PROVIDED TEXT ::
------------------------------------------------------------

Amid such chaos there is, however, a glimmer of hope. MPs from all parties are working together to stop an extreme Brexit. Labour’s position seems to be softening, and it looks likely that the Scottish Parliament will have a say on the final deal too. The Democratic Unionist Party is regressive in many ways, but there’s a good chance that the government relying on it will soften Brexit for Northern Ireland, at least because of the DUP's insistence on keeping the border with Ireland open. My amendments to the Queen’s speech to give full rights to EU nationals and create an Environmental Protection Act have cross-party support.

With such political instability here at home – and a growing sense among the public that people deserve a final say on any deal - it seems that everything is up for grabs. The government has no mandate for pushing ahead with an extreme Brexit. As the democratic reformers Unlock Democracy said in a recent report “The failure of any party to gain a majority in the recent election has made the need for an inclusive, consensus based working even more imperative.” The referendum should have been the start of a democratic process, not the end of one.

------------------------------------------------------------

ENTRIES SHOWN ::
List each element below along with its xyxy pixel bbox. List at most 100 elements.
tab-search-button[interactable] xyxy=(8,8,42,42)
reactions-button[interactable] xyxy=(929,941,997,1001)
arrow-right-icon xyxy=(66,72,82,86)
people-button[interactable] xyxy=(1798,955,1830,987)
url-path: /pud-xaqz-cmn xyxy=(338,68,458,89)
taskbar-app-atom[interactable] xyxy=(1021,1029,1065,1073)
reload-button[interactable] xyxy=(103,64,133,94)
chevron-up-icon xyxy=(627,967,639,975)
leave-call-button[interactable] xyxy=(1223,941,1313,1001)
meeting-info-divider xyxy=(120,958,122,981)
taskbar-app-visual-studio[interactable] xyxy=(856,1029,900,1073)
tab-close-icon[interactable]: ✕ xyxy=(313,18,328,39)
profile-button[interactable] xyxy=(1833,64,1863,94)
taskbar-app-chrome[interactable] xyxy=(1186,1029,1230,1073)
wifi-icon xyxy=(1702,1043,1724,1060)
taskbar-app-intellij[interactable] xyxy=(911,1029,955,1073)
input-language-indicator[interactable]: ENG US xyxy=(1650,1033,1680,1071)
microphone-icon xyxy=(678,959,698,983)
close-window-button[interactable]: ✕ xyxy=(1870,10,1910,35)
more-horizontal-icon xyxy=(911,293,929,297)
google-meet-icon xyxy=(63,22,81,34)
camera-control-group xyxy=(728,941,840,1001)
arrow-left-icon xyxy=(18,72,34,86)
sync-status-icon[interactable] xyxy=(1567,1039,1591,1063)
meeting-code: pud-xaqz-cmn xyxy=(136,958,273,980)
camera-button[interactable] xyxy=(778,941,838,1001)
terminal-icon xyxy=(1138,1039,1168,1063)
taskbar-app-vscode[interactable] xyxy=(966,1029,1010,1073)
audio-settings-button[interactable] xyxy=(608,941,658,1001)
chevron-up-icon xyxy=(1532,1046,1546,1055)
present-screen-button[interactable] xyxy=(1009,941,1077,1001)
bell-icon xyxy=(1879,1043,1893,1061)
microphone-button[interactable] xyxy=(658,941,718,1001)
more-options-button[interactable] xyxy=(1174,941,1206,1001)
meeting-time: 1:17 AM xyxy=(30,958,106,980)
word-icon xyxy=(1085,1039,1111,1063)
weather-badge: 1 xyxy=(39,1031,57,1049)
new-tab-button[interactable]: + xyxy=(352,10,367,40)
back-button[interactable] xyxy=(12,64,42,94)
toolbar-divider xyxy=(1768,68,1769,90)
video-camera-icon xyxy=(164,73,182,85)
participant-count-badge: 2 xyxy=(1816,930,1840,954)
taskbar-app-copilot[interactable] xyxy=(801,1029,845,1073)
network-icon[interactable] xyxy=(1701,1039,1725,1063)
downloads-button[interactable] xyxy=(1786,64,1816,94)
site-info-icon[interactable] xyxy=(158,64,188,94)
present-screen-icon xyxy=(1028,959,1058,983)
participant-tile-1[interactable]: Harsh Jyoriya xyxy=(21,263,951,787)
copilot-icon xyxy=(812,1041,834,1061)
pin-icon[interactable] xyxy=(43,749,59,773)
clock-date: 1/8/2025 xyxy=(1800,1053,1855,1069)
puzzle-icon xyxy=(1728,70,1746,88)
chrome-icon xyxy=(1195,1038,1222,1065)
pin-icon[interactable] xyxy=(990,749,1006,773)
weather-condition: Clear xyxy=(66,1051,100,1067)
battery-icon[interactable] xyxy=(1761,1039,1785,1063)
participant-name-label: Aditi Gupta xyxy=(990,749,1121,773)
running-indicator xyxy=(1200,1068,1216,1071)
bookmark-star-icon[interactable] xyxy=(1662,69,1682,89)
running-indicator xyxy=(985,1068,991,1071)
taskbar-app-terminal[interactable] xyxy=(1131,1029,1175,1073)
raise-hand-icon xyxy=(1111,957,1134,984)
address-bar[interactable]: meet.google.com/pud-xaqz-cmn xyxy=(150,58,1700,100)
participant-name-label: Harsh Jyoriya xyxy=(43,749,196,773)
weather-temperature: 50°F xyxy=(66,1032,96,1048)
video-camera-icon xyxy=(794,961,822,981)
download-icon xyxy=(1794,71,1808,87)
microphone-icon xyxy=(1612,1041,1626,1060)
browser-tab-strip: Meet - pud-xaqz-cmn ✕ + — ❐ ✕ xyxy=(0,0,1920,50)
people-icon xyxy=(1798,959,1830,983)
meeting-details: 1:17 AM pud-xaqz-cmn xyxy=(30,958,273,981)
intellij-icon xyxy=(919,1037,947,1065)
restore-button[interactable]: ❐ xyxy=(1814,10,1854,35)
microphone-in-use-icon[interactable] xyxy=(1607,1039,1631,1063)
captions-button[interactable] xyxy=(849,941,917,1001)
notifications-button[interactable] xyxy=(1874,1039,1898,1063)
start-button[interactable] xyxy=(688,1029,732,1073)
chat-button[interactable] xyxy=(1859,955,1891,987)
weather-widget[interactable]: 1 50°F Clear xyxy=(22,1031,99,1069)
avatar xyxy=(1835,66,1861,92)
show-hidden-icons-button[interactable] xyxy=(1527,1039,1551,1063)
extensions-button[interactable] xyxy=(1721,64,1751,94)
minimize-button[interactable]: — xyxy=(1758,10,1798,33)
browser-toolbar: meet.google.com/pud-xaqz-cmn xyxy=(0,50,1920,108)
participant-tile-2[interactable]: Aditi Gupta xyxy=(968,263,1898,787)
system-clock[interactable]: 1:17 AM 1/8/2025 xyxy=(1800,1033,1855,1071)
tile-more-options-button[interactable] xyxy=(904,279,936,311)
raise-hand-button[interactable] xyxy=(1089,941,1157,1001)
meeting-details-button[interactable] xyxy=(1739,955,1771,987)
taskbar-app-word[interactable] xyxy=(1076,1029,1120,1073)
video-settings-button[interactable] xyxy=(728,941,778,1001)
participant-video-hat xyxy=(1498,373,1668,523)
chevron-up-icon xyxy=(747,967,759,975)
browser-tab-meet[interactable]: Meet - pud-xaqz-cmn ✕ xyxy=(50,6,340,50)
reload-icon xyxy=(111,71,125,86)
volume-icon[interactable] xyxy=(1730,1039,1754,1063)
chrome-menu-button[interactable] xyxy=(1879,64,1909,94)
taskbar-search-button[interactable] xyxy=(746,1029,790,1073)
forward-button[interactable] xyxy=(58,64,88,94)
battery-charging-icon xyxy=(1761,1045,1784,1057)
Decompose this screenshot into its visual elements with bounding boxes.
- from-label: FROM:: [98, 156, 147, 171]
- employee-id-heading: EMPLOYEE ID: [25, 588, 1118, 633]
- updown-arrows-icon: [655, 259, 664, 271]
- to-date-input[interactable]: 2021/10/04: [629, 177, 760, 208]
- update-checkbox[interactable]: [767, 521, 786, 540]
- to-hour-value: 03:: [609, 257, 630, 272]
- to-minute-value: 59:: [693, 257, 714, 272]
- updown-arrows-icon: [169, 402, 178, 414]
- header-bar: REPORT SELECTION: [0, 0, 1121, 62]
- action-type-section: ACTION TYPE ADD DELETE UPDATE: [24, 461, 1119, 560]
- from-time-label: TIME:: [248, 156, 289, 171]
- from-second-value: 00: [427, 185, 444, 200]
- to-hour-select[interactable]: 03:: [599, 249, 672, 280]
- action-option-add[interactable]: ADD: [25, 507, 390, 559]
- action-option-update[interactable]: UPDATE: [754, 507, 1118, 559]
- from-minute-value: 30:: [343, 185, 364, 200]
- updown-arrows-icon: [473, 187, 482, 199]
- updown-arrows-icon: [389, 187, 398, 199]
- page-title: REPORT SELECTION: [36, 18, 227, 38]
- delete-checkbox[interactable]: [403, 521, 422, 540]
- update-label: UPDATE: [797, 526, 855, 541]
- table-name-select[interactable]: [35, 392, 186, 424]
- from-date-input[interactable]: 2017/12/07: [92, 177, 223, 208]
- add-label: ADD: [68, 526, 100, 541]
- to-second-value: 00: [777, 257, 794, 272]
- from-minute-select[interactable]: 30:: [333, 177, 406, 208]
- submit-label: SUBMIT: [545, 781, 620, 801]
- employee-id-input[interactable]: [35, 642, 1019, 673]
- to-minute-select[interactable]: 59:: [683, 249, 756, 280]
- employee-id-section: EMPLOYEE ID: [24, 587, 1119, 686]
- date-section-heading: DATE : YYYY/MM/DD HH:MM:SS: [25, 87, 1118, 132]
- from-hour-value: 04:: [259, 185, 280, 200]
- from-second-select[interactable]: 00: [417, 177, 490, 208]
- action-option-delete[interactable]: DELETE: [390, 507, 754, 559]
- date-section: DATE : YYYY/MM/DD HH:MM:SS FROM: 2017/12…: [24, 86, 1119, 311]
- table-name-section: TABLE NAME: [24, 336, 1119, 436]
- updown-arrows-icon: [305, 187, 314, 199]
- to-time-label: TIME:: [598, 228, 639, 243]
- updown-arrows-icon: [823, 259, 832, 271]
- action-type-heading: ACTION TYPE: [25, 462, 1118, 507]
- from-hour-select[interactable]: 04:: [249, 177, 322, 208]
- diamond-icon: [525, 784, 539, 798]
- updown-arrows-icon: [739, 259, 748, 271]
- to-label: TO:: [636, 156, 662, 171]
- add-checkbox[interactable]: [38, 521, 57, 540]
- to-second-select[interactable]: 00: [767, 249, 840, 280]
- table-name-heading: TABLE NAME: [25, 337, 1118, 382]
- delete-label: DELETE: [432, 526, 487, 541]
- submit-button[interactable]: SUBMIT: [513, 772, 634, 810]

------------------------------------------------------------

Continue the Brexit commentary from its final sentence.

That’s why Greens are calling for a cross-party commission on Brexit, in order to ensure that voices from across the political spectrum are heard in the process. And it’s why we continue to push for a ratification referendum on the final deal negotiated by the government - we want the whole country to have the last word on this, not just the 650 MPs elected to the Parliament via an extremely unrepresentative electoral system.

No one predicted what would happen over the last year. From the referendum, to Theresa May’s disastrous leadership and a progressive majority at a general election. And no one knows exactly what will happen next. But what’s clear is that people across this country should be at the centre of the coming debate over our future – it can’t be stitched up behind closed doors by ministers without a mandate.

Caroline Lucas is the MP for Brighton Pavilion.